Exercise goal: Nothing should be left out: output all of the entries exactly.

Material:
<<<<
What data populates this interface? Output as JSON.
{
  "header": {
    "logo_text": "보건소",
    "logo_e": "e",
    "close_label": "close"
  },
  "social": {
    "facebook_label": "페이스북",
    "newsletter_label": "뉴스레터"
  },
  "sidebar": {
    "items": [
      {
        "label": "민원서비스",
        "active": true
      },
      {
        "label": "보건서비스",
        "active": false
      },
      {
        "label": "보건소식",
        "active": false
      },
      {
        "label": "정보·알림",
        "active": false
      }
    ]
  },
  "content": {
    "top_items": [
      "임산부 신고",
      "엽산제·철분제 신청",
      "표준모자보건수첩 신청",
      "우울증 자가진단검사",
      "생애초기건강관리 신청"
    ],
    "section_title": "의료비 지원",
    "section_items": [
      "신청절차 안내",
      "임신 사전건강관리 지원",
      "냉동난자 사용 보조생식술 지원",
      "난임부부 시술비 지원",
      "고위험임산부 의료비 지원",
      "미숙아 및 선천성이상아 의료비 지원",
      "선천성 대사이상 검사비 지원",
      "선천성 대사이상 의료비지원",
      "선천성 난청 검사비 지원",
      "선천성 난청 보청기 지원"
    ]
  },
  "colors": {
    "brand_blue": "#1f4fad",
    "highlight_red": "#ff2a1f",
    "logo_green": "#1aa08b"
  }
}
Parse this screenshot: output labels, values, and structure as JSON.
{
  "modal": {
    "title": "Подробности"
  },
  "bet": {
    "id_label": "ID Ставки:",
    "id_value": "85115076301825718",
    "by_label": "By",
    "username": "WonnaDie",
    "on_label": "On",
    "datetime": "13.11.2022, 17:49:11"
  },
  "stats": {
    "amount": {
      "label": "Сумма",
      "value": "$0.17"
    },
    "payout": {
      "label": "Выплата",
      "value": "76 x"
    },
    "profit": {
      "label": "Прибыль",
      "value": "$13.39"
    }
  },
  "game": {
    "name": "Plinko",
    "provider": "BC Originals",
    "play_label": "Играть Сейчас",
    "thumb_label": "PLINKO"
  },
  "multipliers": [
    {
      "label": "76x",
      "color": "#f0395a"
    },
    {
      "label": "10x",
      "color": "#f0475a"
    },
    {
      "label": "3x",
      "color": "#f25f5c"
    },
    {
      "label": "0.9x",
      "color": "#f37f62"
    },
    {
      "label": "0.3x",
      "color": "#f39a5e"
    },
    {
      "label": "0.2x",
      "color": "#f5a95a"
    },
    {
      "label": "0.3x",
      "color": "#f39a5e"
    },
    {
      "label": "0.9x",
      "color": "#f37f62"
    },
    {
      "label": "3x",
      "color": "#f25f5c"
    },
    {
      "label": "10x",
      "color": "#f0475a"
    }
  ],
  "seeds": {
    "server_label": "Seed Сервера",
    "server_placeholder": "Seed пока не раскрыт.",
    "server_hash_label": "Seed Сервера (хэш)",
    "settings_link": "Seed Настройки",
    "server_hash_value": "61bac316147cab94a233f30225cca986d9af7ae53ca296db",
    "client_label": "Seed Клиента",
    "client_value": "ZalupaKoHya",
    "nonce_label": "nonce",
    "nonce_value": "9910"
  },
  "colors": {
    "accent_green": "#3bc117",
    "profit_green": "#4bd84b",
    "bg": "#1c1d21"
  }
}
>>>>
Result of the exercise:
What data populates this interface? Output as JSON.
{
  "header": {
    "logo_text": "보건소",
    "logo_e": "e",
    "close_label": "close"
  },
  "social": {
    "facebook_label": "페이스북",
    "newsletter_label": "뉴스레터"
  },
  "sidebar": {
    "items": [
      {
        "label": "민원서비스",
        "active": true
      },
      {
        "label": "보건서비스",
        "active": false
      },
      {
        "label": "보건소식",
        "active": false
      },
      {
        "label": "정보·알림",
        "active": false
      }
    ]
  },
  "content": {
    "top_items": [
      "임산부 신고",
      "엽산제·철분제 신청",
      "표준모자보건수첩 신청",
      "우울증 자가진단검사",
      "생애초기건강관리 신청"
    ],
    "section_title": "의료비 지원",
    "section_items": [
      "신청절차 안내",
      "임신 사전건강관리 지원",
      "냉동난자 사용 보조생식술 지원",
      "난임부부 시술비 지원",
      "고위험임산부 의료비 지원",
      "미숙아 및 선천성이상아 의료비 지원",
      "선천성 대사이상 검사비 지원",
      "선천성 대사이상 의료비지원",
      "선천성 난청 검사비 지원",
      "선천성 난청 보청기 지원"
    ]
  },
  "colors": {
    "brand_blue": "#1f4fad",
    "highlight_red": "#ff2a1f",
    "logo_green": "#1aa08b"
  }
}
Parse this screenshot: output labels, values, and structure as JSON.
{
  "modal": {
    "title": "Подробности"
  },
  "bet": {
    "id_label": "ID Ставки:",
    "id_value": "85115076301825718",
    "by_label": "By",
    "username": "WonnaDie",
    "on_label": "On",
    "datetime": "13.11.2022, 17:49:11"
  },
  "stats": {
    "amount": {
      "label": "Сумма",
      "value": "$0.17"
    },
    "payout": {
      "label": "Выплата",
      "value": "76 x"
    },
    "profit": {
      "label": "Прибыль",
      "value": "$13.39"
    }
  },
  "game": {
    "name": "Plinko",
    "provider": "BC Originals",
    "play_label": "Играть Сейчас",
    "thumb_label": "PLINKO"
  },
  "multipliers": [
    {
      "label": "76x",
      "color": "#f0395a"
    },
    {
      "label": "10x",
      "color": "#f0475a"
    },
    {
      "label": "3x",
      "color": "#f25f5c"
    },
    {
      "label": "0.9x",
      "color": "#f37f62"
    },
    {
      "label": "0.3x",
      "color": "#f39a5e"
    },
    {
      "label": "0.2x",
      "color": "#f5a95a"
    },
    {
      "label": "0.3x",
      "color": "#f39a5e"
    },
    {
      "label": "0.9x",
      "color": "#f37f62"
    },
    {
      "label": "3x",
      "color": "#f25f5c"
    },
    {
      "label": "10x",
      "color": "#f0475a"
    }
  ],
  "seeds": {
    "server_label": "Seed Сервера",
    "server_placeholder": "Seed пока не раскрыт.",
    "server_hash_label": "Seed Сервера (хэш)",
    "settings_link": "Seed Настройки",
    "server_hash_value": "61bac316147cab94a233f30225cca986d9af7ae53ca296db",
    "client_label": "Seed Клиента",
    "client_value": "ZalupaKoHya",
    "nonce_label": "nonce",
    "nonce_value": "9910"
  },
  "colors": {
    "accent_green": "#3bc117",
    "profit_green": "#4bd84b",
    "bg": "#1c1d21"
  }
}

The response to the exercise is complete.